_The problem_. Make an exact copy of all the entries below, with the pictures left out.

Some records:
————————

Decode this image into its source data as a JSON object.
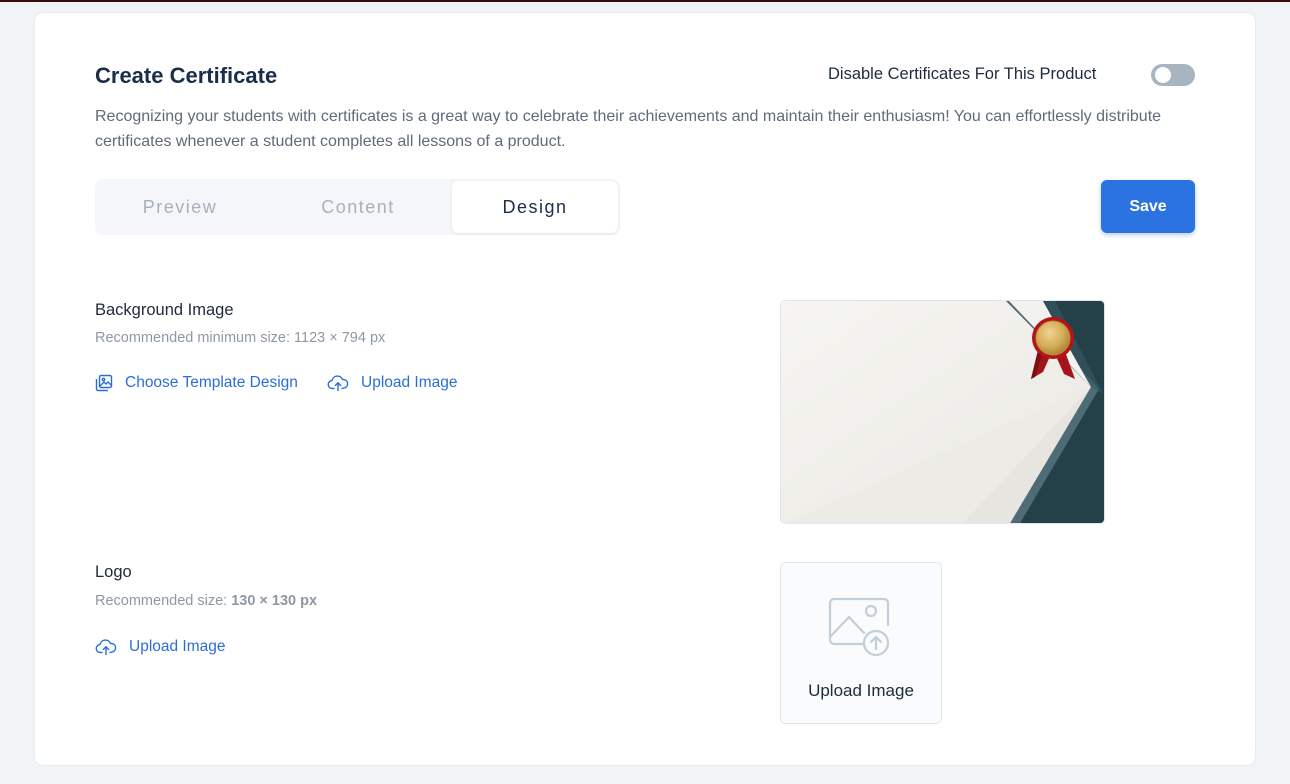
{
  "header": {
    "title": "Create Certificate",
    "toggle_label": "Disable Certificates For This Product",
    "toggle_on": false,
    "description": "Recognizing your students with certificates is a great way to celebrate their achievements and maintain their enthusiasm! You can effortlessly distribute certificates whenever a student completes all lessons of a product."
  },
  "tabs": [
    {
      "label": "Preview",
      "active": false
    },
    {
      "label": "Content",
      "active": false
    },
    {
      "label": "Design",
      "active": true
    }
  ],
  "toolbar": {
    "save_label": "Save"
  },
  "background_image": {
    "title": "Background Image",
    "hint": "Recommended minimum size: 1123 × 794 px",
    "choose_label": "Choose Template Design",
    "choose_icon": "image-gallery-icon",
    "upload_label": "Upload Image",
    "upload_icon": "cloud-upload-icon"
  },
  "logo": {
    "title": "Logo",
    "hint_prefix": "Recommended size: ",
    "hint_size": "130 × 130 px",
    "upload_label": "Upload Image",
    "upload_icon": "cloud-upload-icon",
    "box_label": "Upload Image",
    "box_icon": "image-upload-icon"
  },
  "colors": {
    "accent": "#2a73e0",
    "link": "#2a6fd6",
    "title": "#1a2d4a",
    "certificate_dark": "#24414a",
    "seal_gold": "#d1ab56",
    "ribbon_red": "#a3151a"
  }
}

————————

_Response to this exercise_.
Decode this image into its source data as a JSON object.
{
  "header": {
    "title": "Create Certificate",
    "toggle_label": "Disable Certificates For This Product",
    "toggle_on": false,
    "description": "Recognizing your students with certificates is a great way to celebrate their achievements and maintain their enthusiasm! You can effortlessly distribute certificates whenever a student completes all lessons of a product."
  },
  "tabs": [
    {
      "label": "Preview",
      "active": false
    },
    {
      "label": "Content",
      "active": false
    },
    {
      "label": "Design",
      "active": true
    }
  ],
  "toolbar": {
    "save_label": "Save"
  },
  "background_image": {
    "title": "Background Image",
    "hint": "Recommended minimum size: 1123 × 794 px",
    "choose_label": "Choose Template Design",
    "choose_icon": "image-gallery-icon",
    "upload_label": "Upload Image",
    "upload_icon": "cloud-upload-icon"
  },
  "logo": {
    "title": "Logo",
    "hint_prefix": "Recommended size: ",
    "hint_size": "130 × 130 px",
    "upload_label": "Upload Image",
    "upload_icon": "cloud-upload-icon",
    "box_label": "Upload Image",
    "box_icon": "image-upload-icon"
  },
  "colors": {
    "accent": "#2a73e0",
    "link": "#2a6fd6",
    "title": "#1a2d4a",
    "certificate_dark": "#24414a",
    "seal_gold": "#d1ab56",
    "ribbon_red": "#a3151a"
  }
}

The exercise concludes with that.